DATA SUPPLIED:
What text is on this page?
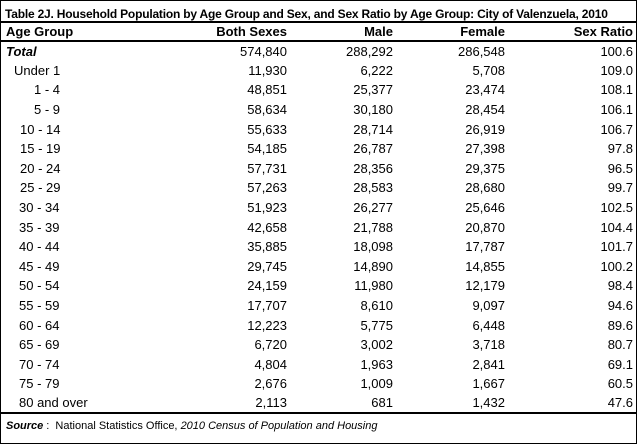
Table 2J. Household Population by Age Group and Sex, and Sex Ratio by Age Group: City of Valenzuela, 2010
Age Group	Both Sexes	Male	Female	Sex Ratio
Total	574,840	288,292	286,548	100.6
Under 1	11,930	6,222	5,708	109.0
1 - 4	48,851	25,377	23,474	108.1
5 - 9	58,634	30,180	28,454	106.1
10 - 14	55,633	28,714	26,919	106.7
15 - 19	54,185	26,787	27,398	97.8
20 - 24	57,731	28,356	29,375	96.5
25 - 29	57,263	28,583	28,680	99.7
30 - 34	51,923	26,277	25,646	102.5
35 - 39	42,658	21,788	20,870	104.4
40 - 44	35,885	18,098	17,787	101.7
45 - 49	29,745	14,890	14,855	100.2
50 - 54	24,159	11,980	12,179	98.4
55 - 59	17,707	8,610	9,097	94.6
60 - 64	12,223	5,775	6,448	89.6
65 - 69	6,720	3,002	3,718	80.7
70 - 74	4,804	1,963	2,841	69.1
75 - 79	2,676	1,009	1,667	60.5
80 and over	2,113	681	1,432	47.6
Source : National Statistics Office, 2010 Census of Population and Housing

WHAT YOU HAVE TO DO: Repeat the records in full, exactly as they appear, without the pictures.

ANSWER BELOW:
What text is on this page?
Table 2J. Household Population by Age Group and Sex, and Sex Ratio by Age Group: City of Valenzuela, 2010
Age Group	Both Sexes	Male	Female	Sex Ratio
Total	574,840	288,292	286,548	100.6
Under 1	11,930	6,222	5,708	109.0
1 - 4	48,851	25,377	23,474	108.1
5 - 9	58,634	30,180	28,454	106.1
10 - 14	55,633	28,714	26,919	106.7
15 - 19	54,185	26,787	27,398	97.8
20 - 24	57,731	28,356	29,375	96.5
25 - 29	57,263	28,583	28,680	99.7
30 - 34	51,923	26,277	25,646	102.5
35 - 39	42,658	21,788	20,870	104.4
40 - 44	35,885	18,098	17,787	101.7
45 - 49	29,745	14,890	14,855	100.2
50 - 54	24,159	11,980	12,179	98.4
55 - 59	17,707	8,610	9,097	94.6
60 - 64	12,223	5,775	6,448	89.6
65 - 69	6,720	3,002	3,718	80.7
70 - 74	4,804	1,963	2,841	69.1
75 - 79	2,676	1,009	1,667	60.5
80 and over	2,113	681	1,432	47.6
Source : National Statistics Office, 2010 Census of Population and Housing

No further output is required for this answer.